§ **Challenge a**:
Translate the sentence "Sorry, this was my fault." from the forum thread below into Spanish.

§ **Passage**:
Hi Jean-Baptiste,
Jean-Baptiste BRIAUD -- Novlog wrote:
> OK, thanks to you, it is clearer but still have things I don't understand :
>
> I loop throw my widgets and
> qx.dev.Debug.debugObject(widget.getDecorator()).
> The output show things like input, button, table but nothing like
> Uniform, Single, ... (note the lack of first letter capitalized, it is
> input and not Input or even qx.ui.decoration.Input or some other package)
Sorry, this was my fault. The return value of the "getDecorator" is a
simple string (=the name of the decorator).
If you want to get the decorator instance you have to call
--snip--
// e.g. instance of the "input" decorator
qx.theme.manager.Decoration.getInstance().resolve("input");
--snip--
> So I can't apply the pattern "widgetInstance.getDecorator() instanceof"
> since this decorator instance look like unknown : input.

§ **Record set**:
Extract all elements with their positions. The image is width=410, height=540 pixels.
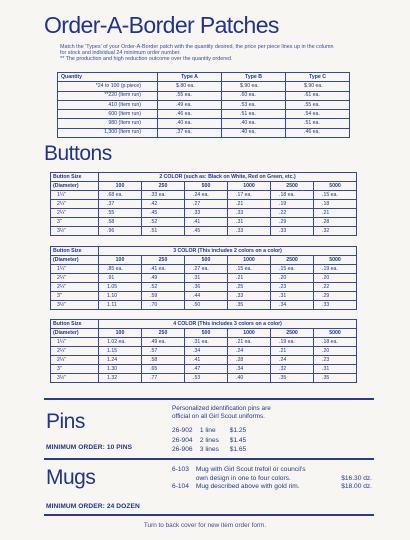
intro-line: Match the 'Types' of your Order-A-Border patch with the quantity desired, the price per piece lines up in the column bbox=[60, 44, 334, 50]
intro-line: ** The production and high reduction outcome over the quantity ordered. bbox=[60, 56, 233, 63]
table-cell: .35 bbox=[228, 301, 271, 310]
table-cell: .33 bbox=[228, 209, 271, 218]
table-cell: .33 bbox=[314, 301, 357, 310]
table-header-row bbox=[51, 247, 357, 256]
table-row bbox=[51, 338, 357, 347]
list-item bbox=[172, 436, 246, 446]
item-description: own design in one to four colors. bbox=[195, 474, 291, 482]
table-cell: .45 bbox=[185, 227, 228, 236]
table-cell: .21 ea. bbox=[228, 338, 271, 347]
table-cell: 3½" bbox=[51, 301, 99, 310]
table-cell: .33 ea. bbox=[142, 191, 185, 200]
table-cell: .40 ea. bbox=[158, 119, 222, 128]
table-header-row bbox=[51, 320, 357, 329]
table-cell: .96 bbox=[99, 227, 142, 236]
table-cell: .45 bbox=[142, 209, 185, 218]
table-cell: .24 bbox=[271, 356, 314, 365]
table-cell: .28 bbox=[314, 218, 357, 227]
table-cell: .21 bbox=[271, 347, 314, 356]
table-cell: .35 bbox=[314, 374, 357, 383]
item-lines: 1 line bbox=[199, 427, 216, 434]
list-item bbox=[172, 466, 372, 475]
quantity-header: 100 bbox=[99, 182, 142, 191]
list-item bbox=[172, 426, 246, 436]
table-cell: .53 ea. bbox=[222, 100, 286, 109]
pins-description bbox=[172, 405, 372, 421]
table-cell: 1.15 bbox=[99, 347, 142, 356]
table-cell: .41 bbox=[185, 218, 228, 227]
table-cell: .50 bbox=[185, 301, 228, 310]
table-row bbox=[51, 200, 357, 209]
column-header: (Diameter) bbox=[51, 256, 99, 265]
item-lines: 2 lines bbox=[199, 436, 219, 444]
pins-description-line: official on all Girl Scout uniforms. bbox=[172, 413, 265, 420]
table-cell: 3½" bbox=[51, 227, 99, 236]
table-cell: .33 bbox=[228, 292, 271, 301]
table-cell: .33 bbox=[271, 227, 314, 236]
table-cell: 2¼" bbox=[51, 200, 99, 209]
table-cell: .37 bbox=[99, 200, 142, 209]
buttons-3-color-table bbox=[50, 246, 357, 310]
table-row bbox=[51, 209, 357, 218]
table-cell: .31 bbox=[228, 218, 271, 227]
table-cell: .15 ea. bbox=[314, 191, 357, 200]
table-cell: .18 ea. bbox=[271, 191, 314, 200]
quantity-header: 1000 bbox=[228, 329, 271, 338]
quantity-header: 250 bbox=[142, 256, 185, 265]
table-row bbox=[51, 274, 357, 283]
table-cell: .60 ea. bbox=[222, 91, 286, 100]
table-cell: 1¼" bbox=[51, 338, 99, 347]
table-cell: .34 bbox=[271, 301, 314, 310]
table-cell: .51 bbox=[142, 227, 185, 236]
table-cell: .31 bbox=[271, 292, 314, 301]
item-price: $18.00 dz. bbox=[341, 483, 372, 491]
table-cell: 2¼" bbox=[51, 356, 99, 365]
table-cell: .40 ea. bbox=[222, 119, 286, 128]
table-cell: .21 bbox=[228, 274, 271, 283]
table-cell: .17 ea. bbox=[228, 191, 271, 200]
table-row bbox=[51, 292, 357, 301]
pins-minimum-order: MINIMUM ORDER: 10 PINS bbox=[46, 444, 133, 451]
table-cell: .33 bbox=[185, 209, 228, 218]
item-code: 6-104 bbox=[172, 483, 189, 491]
item-price: $16.30 dz. bbox=[341, 474, 372, 482]
color-group-header: 2 COLOR (such as: Black on White, Red on Green, etc.) bbox=[99, 173, 357, 182]
table-cell: .23 bbox=[314, 356, 357, 365]
column-header: Type C bbox=[286, 73, 350, 82]
table-cell: 1.30 bbox=[99, 365, 142, 374]
table-cell: 1¼" bbox=[51, 265, 99, 274]
page-title: Order-A-Border Patches bbox=[44, 12, 279, 38]
quantity-header: 500 bbox=[185, 182, 228, 191]
mugs-heading: Mugs bbox=[46, 466, 96, 489]
table-header-row bbox=[51, 329, 357, 338]
table-row bbox=[51, 283, 357, 292]
table-cell: .58 bbox=[99, 218, 142, 227]
table-cell: .23 bbox=[271, 283, 314, 292]
table-cell: .15 ea. bbox=[271, 265, 314, 274]
table-cell: $.90 ea. bbox=[286, 82, 350, 91]
table-cell: .40 bbox=[228, 374, 271, 383]
table-cell: 2¼" bbox=[51, 283, 99, 292]
table-cell: 2¼" bbox=[51, 347, 99, 356]
table-row bbox=[58, 119, 350, 128]
table-cell: .22 bbox=[271, 209, 314, 218]
table-header-row bbox=[51, 173, 357, 182]
table-cell: .27 ea. bbox=[185, 265, 228, 274]
table-cell: 1¼" bbox=[51, 191, 99, 200]
table-cell: .77 bbox=[142, 374, 185, 383]
color-group-header: 3 COLOR (This includes 2 colors on a color) bbox=[99, 247, 357, 256]
table-cell: .46 ea. bbox=[286, 128, 350, 137]
item-price: $1.45 bbox=[229, 436, 247, 444]
column-header: Button Size bbox=[51, 247, 99, 256]
buttons-4-color-table bbox=[50, 319, 357, 383]
intro-line: for stock and individual 24 minimum order number. bbox=[60, 50, 181, 57]
table-row bbox=[51, 365, 357, 374]
table-cell: .29 bbox=[271, 218, 314, 227]
table-cell: 1.11 bbox=[99, 301, 142, 310]
quantity-header: 2500 bbox=[271, 256, 314, 265]
buttons-2-color-table bbox=[50, 172, 357, 236]
table-cell: .25 bbox=[228, 283, 271, 292]
item-price: $1.65 bbox=[229, 446, 247, 454]
table-cell: 1.24 bbox=[99, 356, 142, 365]
table-header-row bbox=[51, 256, 357, 265]
table-cell: .65 bbox=[142, 365, 185, 374]
table-cell: .32 bbox=[271, 365, 314, 374]
table-row bbox=[51, 227, 357, 236]
pins-heading: Pins bbox=[46, 410, 85, 433]
table-cell: .51 ea. bbox=[222, 110, 286, 119]
color-group-header: 4 COLOR (This includes 3 colors on a color) bbox=[99, 320, 357, 329]
table-cell: 3½" bbox=[51, 374, 99, 383]
table-row bbox=[51, 356, 357, 365]
section-divider bbox=[44, 458, 374, 460]
quantity-header: 5000 bbox=[314, 182, 357, 191]
item-code: 26-904 bbox=[172, 436, 193, 444]
table-cell: .20 bbox=[314, 274, 357, 283]
table-cell: .24 ea. bbox=[185, 191, 228, 200]
table-cell: .70 bbox=[142, 301, 185, 310]
table-cell: **220 (Item run) bbox=[58, 91, 158, 100]
table-cell: .52 bbox=[142, 283, 185, 292]
table-cell: .49 ea. bbox=[142, 338, 185, 347]
item-description: Mug described above with gold rim. bbox=[195, 483, 300, 491]
table-cell: .52 bbox=[142, 218, 185, 227]
table-cell: .29 bbox=[314, 292, 357, 301]
table-cell: .46 ea. bbox=[158, 110, 222, 119]
table-cell: $.90 ea. bbox=[222, 82, 286, 91]
column-header: Button Size bbox=[51, 320, 99, 329]
table-cell: .19 ea. bbox=[271, 338, 314, 347]
table-cell: .18 bbox=[314, 200, 357, 209]
table-cell: 1.02 ea. bbox=[99, 338, 142, 347]
table-row bbox=[51, 374, 357, 383]
table-cell: .55 bbox=[99, 209, 142, 218]
table-cell: .31 bbox=[185, 274, 228, 283]
table-cell: .53 bbox=[185, 374, 228, 383]
quantity-header: 5000 bbox=[314, 256, 357, 265]
table-cell: .18 ea. bbox=[314, 338, 357, 347]
table-cell: .34 bbox=[185, 347, 228, 356]
table-cell: *24 to 100 (p.piece) bbox=[58, 82, 158, 91]
table-cell: .55 ea. bbox=[158, 91, 222, 100]
mugs-item-list bbox=[172, 466, 372, 492]
table-cell: .44 bbox=[185, 292, 228, 301]
table-cell: 1.05 bbox=[99, 283, 142, 292]
item-code: 26-906 bbox=[172, 446, 193, 454]
quantity-header: 500 bbox=[185, 256, 228, 265]
table-cell: .57 bbox=[142, 347, 185, 356]
quantity-header: 500 bbox=[185, 329, 228, 338]
table-header-row bbox=[58, 73, 350, 82]
table-cell: .33 bbox=[228, 227, 271, 236]
quantity-header: 2500 bbox=[271, 329, 314, 338]
table-cell: .47 bbox=[185, 365, 228, 374]
table-cell: .36 bbox=[185, 283, 228, 292]
table-cell: .41 ea. bbox=[142, 265, 185, 274]
table-row bbox=[51, 218, 357, 227]
table-cell: 2¼" bbox=[51, 209, 99, 218]
table-cell: .61 ea. bbox=[286, 91, 350, 100]
quantity-header: 5000 bbox=[314, 329, 357, 338]
table-cell: .54 ea. bbox=[286, 110, 350, 119]
pins-description-line: Personalized identification pins are bbox=[172, 405, 271, 412]
pins-item-list bbox=[172, 426, 246, 455]
table-cell: .31 bbox=[314, 365, 357, 374]
table-cell: .59 bbox=[142, 292, 185, 301]
table-cell: 600 (Item run) bbox=[58, 110, 158, 119]
table-row bbox=[58, 100, 350, 109]
table-cell: .19 ea. bbox=[314, 265, 357, 274]
table-cell: 1.10 bbox=[99, 292, 142, 301]
table-cell: .15 ea. bbox=[228, 265, 271, 274]
table-row bbox=[51, 265, 357, 274]
table-cell: .68 ea. bbox=[99, 191, 142, 200]
column-header: Quantity bbox=[58, 73, 158, 82]
table-cell: 410 (Item run) bbox=[58, 100, 158, 109]
table-cell: .51 ea. bbox=[286, 119, 350, 128]
quantity-header: 1000 bbox=[228, 256, 271, 265]
buttons-heading: Buttons bbox=[44, 142, 112, 165]
column-header: (Diameter) bbox=[51, 329, 99, 338]
table-cell: 1.32 bbox=[99, 374, 142, 383]
table-cell: .85 ea. bbox=[99, 265, 142, 274]
table-row bbox=[58, 82, 350, 91]
column-header: Type B bbox=[222, 73, 286, 82]
column-header: Type A bbox=[158, 73, 222, 82]
quantity-header: 250 bbox=[142, 182, 185, 191]
table-cell: .35 bbox=[271, 374, 314, 383]
table-cell: .21 bbox=[314, 209, 357, 218]
item-code: 26-902 bbox=[172, 427, 193, 434]
table-cell: .42 bbox=[142, 200, 185, 209]
item-price: $1.25 bbox=[229, 427, 247, 434]
table-row bbox=[58, 91, 350, 100]
mugs-minimum-order: MINIMUM ORDER: 24 DOZEN bbox=[46, 503, 140, 510]
table-header-row bbox=[51, 182, 357, 191]
table-cell: .41 bbox=[185, 356, 228, 365]
quantity-header: 100 bbox=[99, 256, 142, 265]
quantity-header: 1000 bbox=[228, 182, 271, 191]
table-cell: 1,300 (Item run) bbox=[58, 128, 158, 137]
table-cell: 3" bbox=[51, 218, 99, 227]
table-cell: .20 bbox=[314, 347, 357, 356]
table-row bbox=[51, 301, 357, 310]
section-divider bbox=[44, 514, 374, 516]
list-item bbox=[172, 483, 372, 492]
section-divider bbox=[44, 398, 374, 400]
table-cell: .24 bbox=[228, 347, 271, 356]
table-cell: .19 bbox=[271, 200, 314, 209]
table-cell: .27 bbox=[185, 200, 228, 209]
item-lines: 3 lines bbox=[199, 446, 219, 454]
item-code: 6-103 bbox=[172, 466, 189, 473]
table-cell: 3" bbox=[51, 365, 99, 374]
table-cell: .91 bbox=[99, 274, 142, 283]
table-cell: .58 bbox=[142, 356, 185, 365]
table-cell: .31 ea. bbox=[185, 338, 228, 347]
table-cell: .32 bbox=[314, 227, 357, 236]
table-cell: .55 ea. bbox=[286, 100, 350, 109]
footer-note: Turn to back cover for new item order form. bbox=[143, 522, 267, 529]
list-item-continued bbox=[172, 475, 372, 484]
quantity-header: 2500 bbox=[271, 182, 314, 191]
table-cell: 980 (Item run) bbox=[58, 119, 158, 128]
table-cell: .37 ea. bbox=[158, 128, 222, 137]
table-cell: .40 ea. bbox=[222, 128, 286, 137]
table-cell: .20 bbox=[271, 274, 314, 283]
table-cell: 3" bbox=[51, 292, 99, 301]
table-row bbox=[58, 128, 350, 137]
table-row bbox=[51, 191, 357, 200]
table-row bbox=[51, 347, 357, 356]
table-cell: .49 bbox=[142, 274, 185, 283]
table-cell: .49 ea. bbox=[158, 100, 222, 109]
list-item bbox=[172, 445, 246, 455]
table-cell: .34 bbox=[228, 365, 271, 374]
table-cell: .21 bbox=[228, 200, 271, 209]
column-header: (Diameter) bbox=[51, 182, 99, 191]
patches-intro bbox=[60, 44, 380, 63]
table-cell: $.80 ea. bbox=[158, 82, 222, 91]
patches-price-table bbox=[57, 72, 350, 138]
table-cell: 2¼" bbox=[51, 274, 99, 283]
table-cell: .28 bbox=[228, 356, 271, 365]
table-row bbox=[58, 110, 350, 119]
quantity-header: 100 bbox=[99, 329, 142, 338]
item-description: Mug with Girl Scout trefoil or council's bbox=[195, 466, 306, 473]
quantity-header: 250 bbox=[142, 329, 185, 338]
column-header: Button Size bbox=[51, 173, 99, 182]
table-cell: .22 bbox=[314, 283, 357, 292]
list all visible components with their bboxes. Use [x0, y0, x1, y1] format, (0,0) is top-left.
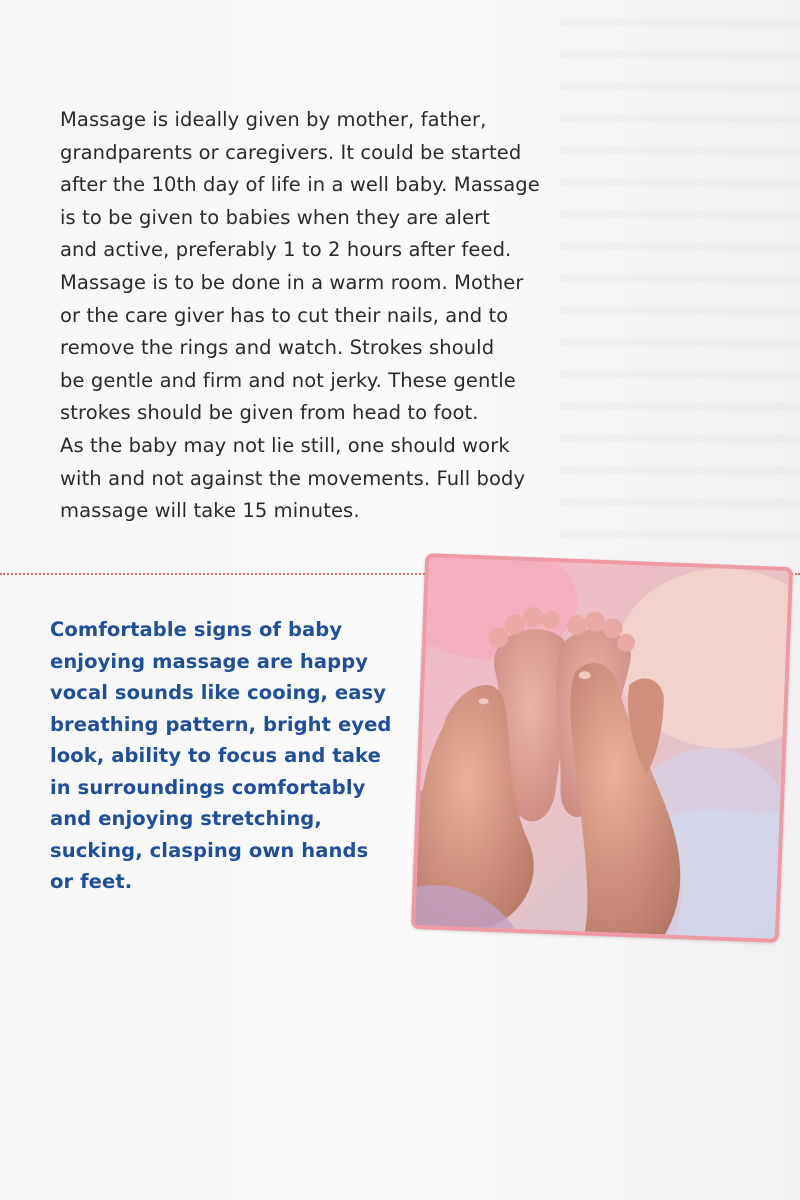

§ **Challenge b**:
Find each line in the rows above that contains the word "minimum" and copy it.

§ **Written answer a**:
Lo siento, fue culpa mía.

§ **Written answer b**:
pins-minimum-order: MINIMUM ORDER: 10 PINS bbox=[46, 444, 133, 451]
intro-line: for stock and individual 24 minimum order number. bbox=[60, 50, 181, 57]
mugs-minimum-order: MINIMUM ORDER: 24 DOZEN bbox=[46, 503, 140, 510]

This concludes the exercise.